• REQUIREMENT
Copy each line below without leaving any out.

• INPUT ROWS
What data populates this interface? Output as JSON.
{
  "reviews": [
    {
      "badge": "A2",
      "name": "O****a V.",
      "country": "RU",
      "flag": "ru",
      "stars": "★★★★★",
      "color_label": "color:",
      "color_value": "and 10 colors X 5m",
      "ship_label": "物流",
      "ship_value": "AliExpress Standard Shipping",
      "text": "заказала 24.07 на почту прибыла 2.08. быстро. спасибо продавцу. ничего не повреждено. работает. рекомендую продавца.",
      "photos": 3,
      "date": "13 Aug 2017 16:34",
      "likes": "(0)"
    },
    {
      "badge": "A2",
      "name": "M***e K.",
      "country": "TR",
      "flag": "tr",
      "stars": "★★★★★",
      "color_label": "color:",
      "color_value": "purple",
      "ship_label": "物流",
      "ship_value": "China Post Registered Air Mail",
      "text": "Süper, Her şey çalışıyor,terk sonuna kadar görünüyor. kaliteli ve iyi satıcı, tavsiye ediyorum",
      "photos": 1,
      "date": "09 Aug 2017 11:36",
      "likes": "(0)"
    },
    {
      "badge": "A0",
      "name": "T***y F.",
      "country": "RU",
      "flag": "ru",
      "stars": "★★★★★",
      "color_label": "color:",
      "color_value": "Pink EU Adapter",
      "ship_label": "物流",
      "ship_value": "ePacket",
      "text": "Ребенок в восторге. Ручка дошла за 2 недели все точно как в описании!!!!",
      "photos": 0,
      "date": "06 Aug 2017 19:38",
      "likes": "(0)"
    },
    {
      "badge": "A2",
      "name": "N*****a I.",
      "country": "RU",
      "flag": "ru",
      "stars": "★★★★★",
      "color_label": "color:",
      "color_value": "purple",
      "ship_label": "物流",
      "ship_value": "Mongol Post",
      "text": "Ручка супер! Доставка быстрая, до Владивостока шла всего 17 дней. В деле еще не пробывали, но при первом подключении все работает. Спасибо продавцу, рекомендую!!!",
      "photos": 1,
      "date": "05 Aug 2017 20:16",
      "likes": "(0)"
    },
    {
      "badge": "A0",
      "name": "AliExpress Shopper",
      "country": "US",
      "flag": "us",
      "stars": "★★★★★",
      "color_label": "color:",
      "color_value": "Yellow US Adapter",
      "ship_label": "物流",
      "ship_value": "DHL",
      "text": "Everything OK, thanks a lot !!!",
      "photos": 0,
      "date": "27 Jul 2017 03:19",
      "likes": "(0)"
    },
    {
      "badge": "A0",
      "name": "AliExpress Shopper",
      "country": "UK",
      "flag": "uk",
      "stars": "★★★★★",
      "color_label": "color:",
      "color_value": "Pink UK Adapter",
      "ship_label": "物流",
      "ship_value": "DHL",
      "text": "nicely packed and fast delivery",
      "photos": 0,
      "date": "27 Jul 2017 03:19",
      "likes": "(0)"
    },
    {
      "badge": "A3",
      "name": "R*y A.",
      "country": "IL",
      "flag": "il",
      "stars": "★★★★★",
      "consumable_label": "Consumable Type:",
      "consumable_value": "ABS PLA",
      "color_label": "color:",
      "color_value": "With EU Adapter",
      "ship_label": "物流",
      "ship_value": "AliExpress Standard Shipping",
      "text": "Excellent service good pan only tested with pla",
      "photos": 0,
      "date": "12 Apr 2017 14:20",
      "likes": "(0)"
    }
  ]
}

• OUTPUT FOR THIS TASK
What data populates this interface? Output as JSON.
{
  "reviews": [
    {
      "badge": "A2",
      "name": "O****a V.",
      "country": "RU",
      "flag": "ru",
      "stars": "★★★★★",
      "color_label": "color:",
      "color_value": "and 10 colors X 5m",
      "ship_label": "物流",
      "ship_value": "AliExpress Standard Shipping",
      "text": "заказала 24.07 на почту прибыла 2.08. быстро. спасибо продавцу. ничего не повреждено. работает. рекомендую продавца.",
      "photos": 3,
      "date": "13 Aug 2017 16:34",
      "likes": "(0)"
    },
    {
      "badge": "A2",
      "name": "M***e K.",
      "country": "TR",
      "flag": "tr",
      "stars": "★★★★★",
      "color_label": "color:",
      "color_value": "purple",
      "ship_label": "物流",
      "ship_value": "China Post Registered Air Mail",
      "text": "Süper, Her şey çalışıyor,terk sonuna kadar görünüyor. kaliteli ve iyi satıcı, tavsiye ediyorum",
      "photos": 1,
      "date": "09 Aug 2017 11:36",
      "likes": "(0)"
    },
    {
      "badge": "A0",
      "name": "T***y F.",
      "country": "RU",
      "flag": "ru",
      "stars": "★★★★★",
      "color_label": "color:",
      "color_value": "Pink EU Adapter",
      "ship_label": "物流",
      "ship_value": "ePacket",
      "text": "Ребенок в восторге. Ручка дошла за 2 недели все точно как в описании!!!!",
      "photos": 0,
      "date": "06 Aug 2017 19:38",
      "likes": "(0)"
    },
    {
      "badge": "A2",
      "name": "N*****a I.",
      "country": "RU",
      "flag": "ru",
      "stars": "★★★★★",
      "color_label": "color:",
      "color_value": "purple",
      "ship_label": "物流",
      "ship_value": "Mongol Post",
      "text": "Ручка супер! Доставка быстрая, до Владивостока шла всего 17 дней. В деле еще не пробывали, но при первом подключении все работает. Спасибо продавцу, рекомендую!!!",
      "photos": 1,
      "date": "05 Aug 2017 20:16",
      "likes": "(0)"
    },
    {
      "badge": "A0",
      "name": "AliExpress Shopper",
      "country": "US",
      "flag": "us",
      "stars": "★★★★★",
      "color_label": "color:",
      "color_value": "Yellow US Adapter",
      "ship_label": "物流",
      "ship_value": "DHL",
      "text": "Everything OK, thanks a lot !!!",
      "photos": 0,
      "date": "27 Jul 2017 03:19",
      "likes": "(0)"
    },
    {
      "badge": "A0",
      "name": "AliExpress Shopper",
      "country": "UK",
      "flag": "uk",
      "stars": "★★★★★",
      "color_label": "color:",
      "color_value": "Pink UK Adapter",
      "ship_label": "物流",
      "ship_value": "DHL",
      "text": "nicely packed and fast delivery",
      "photos": 0,
      "date": "27 Jul 2017 03:19",
      "likes": "(0)"
    },
    {
      "badge": "A3",
      "name": "R*y A.",
      "country": "IL",
      "flag": "il",
      "stars": "★★★★★",
      "consumable_label": "Consumable Type:",
      "consumable_value": "ABS PLA",
      "color_label": "color:",
      "color_value": "With EU Adapter",
      "ship_label": "物流",
      "ship_value": "AliExpress Standard Shipping",
      "text": "Excellent service good pan only tested with pla",
      "photos": 0,
      "date": "12 Apr 2017 14:20",
      "likes": "(0)"
    }
  ]
}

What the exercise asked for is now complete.